-- BEGIN --
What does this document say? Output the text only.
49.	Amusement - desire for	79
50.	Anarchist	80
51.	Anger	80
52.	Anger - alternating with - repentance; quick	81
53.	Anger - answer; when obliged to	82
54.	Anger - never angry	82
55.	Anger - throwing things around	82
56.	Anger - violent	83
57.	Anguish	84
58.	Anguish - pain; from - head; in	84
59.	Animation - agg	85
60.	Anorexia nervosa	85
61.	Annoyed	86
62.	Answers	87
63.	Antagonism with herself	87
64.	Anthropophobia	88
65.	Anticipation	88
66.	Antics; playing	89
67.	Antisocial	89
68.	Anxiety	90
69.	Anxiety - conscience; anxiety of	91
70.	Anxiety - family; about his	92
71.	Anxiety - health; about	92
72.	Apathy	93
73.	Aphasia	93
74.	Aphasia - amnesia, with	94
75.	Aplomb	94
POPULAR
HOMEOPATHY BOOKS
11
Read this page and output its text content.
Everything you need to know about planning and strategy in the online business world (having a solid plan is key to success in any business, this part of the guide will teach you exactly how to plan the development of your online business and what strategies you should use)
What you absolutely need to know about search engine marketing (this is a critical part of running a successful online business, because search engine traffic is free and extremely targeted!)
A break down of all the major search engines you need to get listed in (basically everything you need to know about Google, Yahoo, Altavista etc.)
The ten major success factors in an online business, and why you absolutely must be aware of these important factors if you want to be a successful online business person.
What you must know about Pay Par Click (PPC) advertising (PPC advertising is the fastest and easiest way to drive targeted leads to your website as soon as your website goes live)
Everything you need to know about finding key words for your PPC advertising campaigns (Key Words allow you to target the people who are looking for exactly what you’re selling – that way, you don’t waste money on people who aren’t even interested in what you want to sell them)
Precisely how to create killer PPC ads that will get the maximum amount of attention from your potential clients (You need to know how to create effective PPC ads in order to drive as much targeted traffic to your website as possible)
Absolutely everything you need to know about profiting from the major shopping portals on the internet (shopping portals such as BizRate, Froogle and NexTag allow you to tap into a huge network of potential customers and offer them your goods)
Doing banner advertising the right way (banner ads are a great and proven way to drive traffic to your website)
-- END --
**Aim**:
Repeat each entry word for word.

**Output of the exercise**:
What does this document say? Output the text only.
49.	Amusement - desire for	79
50.	Anarchist	80
51.	Anger	80
52.	Anger - alternating with - repentance; quick	81
53.	Anger - answer; when obliged to	82
54.	Anger - never angry	82
55.	Anger - throwing things around	82
56.	Anger - violent	83
57.	Anguish	84
58.	Anguish - pain; from - head; in	84
59.	Animation - agg	85
60.	Anorexia nervosa	85
61.	Annoyed	86
62.	Answers	87
63.	Antagonism with herself	87
64.	Anthropophobia	88
65.	Anticipation	88
66.	Antics; playing	89
67.	Antisocial	89
68.	Anxiety	90
69.	Anxiety - conscience; anxiety of	91
70.	Anxiety - family; about his	92
71.	Anxiety - health; about	92
72.	Apathy	93
73.	Aphasia	93
74.	Aphasia - amnesia, with	94
75.	Aplomb	94
POPULAR
HOMEOPATHY BOOKS
11
Read this page and output its text content.
Everything you need to know about planning and strategy in the online business world (having a solid plan is key to success in any business, this part of the guide will teach you exactly how to plan the development of your online business and what strategies you should use)
What you absolutely need to know about search engine marketing (this is a critical part of running a successful online business, because search engine traffic is free and extremely targeted!)
A break down of all the major search engines you need to get listed in (basically everything you need to know about Google, Yahoo, Altavista etc.)
The ten major success factors in an online business, and why you absolutely must be aware of these important factors if you want to be a successful online business person.
What you must know about Pay Par Click (PPC) advertising (PPC advertising is the fastest and easiest way to drive targeted leads to your website as soon as your website goes live)
Everything you need to know about finding key words for your PPC advertising campaigns (Key Words allow you to target the people who are looking for exactly what you’re selling – that way, you don’t waste money on people who aren’t even interested in what you want to sell them)
Precisely how to create killer PPC ads that will get the maximum amount of attention from your potential clients (You need to know how to create effective PPC ads in order to drive as much targeted traffic to your website as possible)
Absolutely everything you need to know about profiting from the major shopping portals on the internet (shopping portals such as BizRate, Froogle and NexTag allow you to tap into a huge network of potential customers and offer them your goods)
Doing banner advertising the right way (banner ads are a great and proven way to drive traffic to your website)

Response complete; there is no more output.